— Begin Supplied entries —
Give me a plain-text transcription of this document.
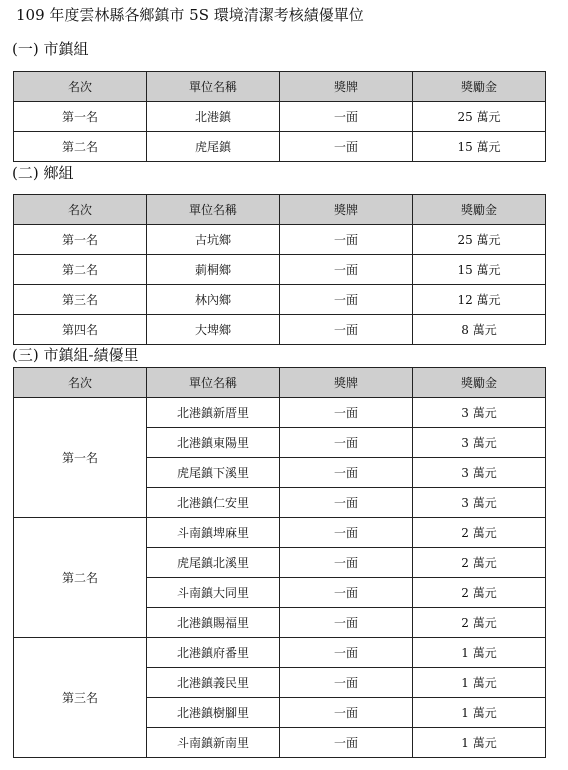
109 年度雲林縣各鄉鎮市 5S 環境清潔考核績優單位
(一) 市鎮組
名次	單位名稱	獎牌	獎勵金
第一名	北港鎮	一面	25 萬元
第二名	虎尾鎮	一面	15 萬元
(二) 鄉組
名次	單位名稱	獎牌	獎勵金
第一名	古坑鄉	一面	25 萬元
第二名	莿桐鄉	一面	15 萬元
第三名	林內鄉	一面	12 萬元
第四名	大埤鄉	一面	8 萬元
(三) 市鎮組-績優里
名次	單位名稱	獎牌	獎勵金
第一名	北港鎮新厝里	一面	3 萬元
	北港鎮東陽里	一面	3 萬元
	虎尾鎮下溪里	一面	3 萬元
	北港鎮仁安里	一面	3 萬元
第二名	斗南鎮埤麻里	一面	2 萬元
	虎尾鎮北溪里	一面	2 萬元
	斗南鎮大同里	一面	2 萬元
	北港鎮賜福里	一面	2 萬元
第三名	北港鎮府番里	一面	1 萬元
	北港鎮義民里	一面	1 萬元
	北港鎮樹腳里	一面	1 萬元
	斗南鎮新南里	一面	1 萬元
— End Supplied entries —
_Challenge_: Leave out the pictures and copy everything else in the records word for word.

_Exercise response_:
Give me a plain-text transcription of this document.
109 年度雲林縣各鄉鎮市 5S 環境清潔考核績優單位
(一) 市鎮組
名次	單位名稱	獎牌	獎勵金
第一名	北港鎮	一面	25 萬元
第二名	虎尾鎮	一面	15 萬元
(二) 鄉組
名次	單位名稱	獎牌	獎勵金
第一名	古坑鄉	一面	25 萬元
第二名	莿桐鄉	一面	15 萬元
第三名	林內鄉	一面	12 萬元
第四名	大埤鄉	一面	8 萬元
(三) 市鎮組-績優里
名次	單位名稱	獎牌	獎勵金
第一名	北港鎮新厝里	一面	3 萬元
	北港鎮東陽里	一面	3 萬元
	虎尾鎮下溪里	一面	3 萬元
	北港鎮仁安里	一面	3 萬元
第二名	斗南鎮埤麻里	一面	2 萬元
	虎尾鎮北溪里	一面	2 萬元
	斗南鎮大同里	一面	2 萬元
	北港鎮賜福里	一面	2 萬元
第三名	北港鎮府番里	一面	1 萬元
	北港鎮義民里	一面	1 萬元
	北港鎮樹腳里	一面	1 萬元
	斗南鎮新南里	一面	1 萬元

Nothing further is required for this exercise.